Infrastructure

Market Data Infrastructure: WebSocket Patterns That Scale

Deep dive into WebSocket reliability, sequence gap detection, Kubernetes patterns, and monitoring for multi-exchange market data systems.

6 min
#trading #infrastructure #websocket #kubernetes #monitoring #market-data

Exchanges send orderbook updates at microsecond intervals. If your infrastructure can’t keep up, your trading system is flying blind.

I’ve built market data infrastructure handling 100K+ messages/second across 12+ exchanges. The difference between “it works” and “production-ready” is infrastructure reliability-not algorithm cleverness.

This post covers the infrastructure patterns: WebSocket reliability, Kubernetes deployment, monitoring, and recovery.

The Problem {#the-problem}

Market data infrastructure challenges:

ChallengeImpact
WebSocket disconnectSilent, stale data
Sequence gapsWrong orderbook state
Rate limitsForced reconnection
Multi-exchange12+ connections, each different
High message rates10K-100K msgs/sec peak

The mistake: Teams focus on parsing speed while WebSocket connections silently die. Your 1µs parser is useless if the data is 10 seconds stale.

For kernel-level optimization, see Network Deep Dive. For monitoring patterns, see Trading Metrics.

WebSocket Reliability Patterns {#websocket}

The Core Problem

WebSockets silently disconnect. TCP keepalive isn’t reliable for application-level health. Exchanges can:

  • Rate-limit you
  • Drop connections without FIN
  • Send stale data during issues

Pattern 1: Heartbeat Monitoring

import asyncio
import websockets
import time
from prometheus_client import Gauge, Counter

WS_LATENCY = Gauge('md_heartbeat_latency_ms', 'WebSocket heartbeat latency', ['exchange'])

════════════════

» WHAT THE TASK REQUIRES
Resume the article on market data infrastructure right after its last line.

» DATA LINES
════════════════

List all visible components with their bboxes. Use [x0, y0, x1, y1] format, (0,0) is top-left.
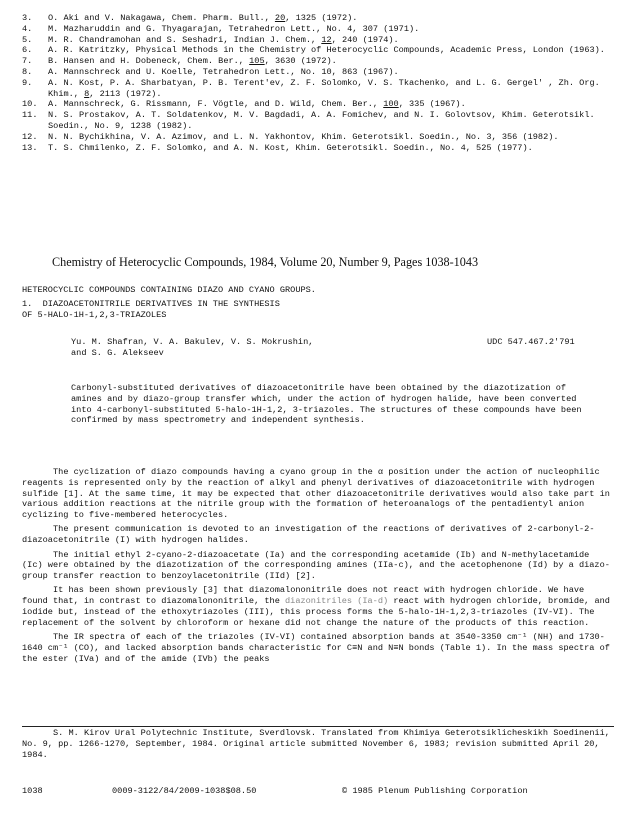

════════════════

» EXERCISE RESULT
LAST_MESSAGE = Gauge('md_last_message_timestamp', 'Last message Unix timestamp', ['exchange'])
RECONNECTS = Counter('md_reconnects_total', 'WebSocket reconnections', ['exchange'])

class ResilientWebSocket:
    def __init__(self, url: str, exchange: str, heartbeat_interval: float = 30):
        self.url = url
        self.exchange = exchange
        self.heartbeat_interval = heartbeat_interval
        self.ws = None
        self.last_message_time = 0
    
    async def connect(self):
        while True:
            try:
                async with websockets.connect(
                    self.url,
                    ping_interval=20,
                    ping_timeout=10,
                    close_timeout=5
                ) as ws:
                    self.ws = ws
                    await self._run_loop()
            except Exception as e:
                RECONNECTS.labels(exchange=self.exchange).inc()
                await asyncio.sleep(self._backoff())
    
    async def _run_loop(self):
        heartbeat_task = asyncio.create_task(self._heartbeat_loop())
        staleness_task = asyncio.create_task(self._staleness_check())
        
        try:
            async for message in self.ws:
                self.last_message_time = time.time()
                LAST_MESSAGE.labels(exchange=self.exchange).set(self.last_message_time)
                await self._process_message(message)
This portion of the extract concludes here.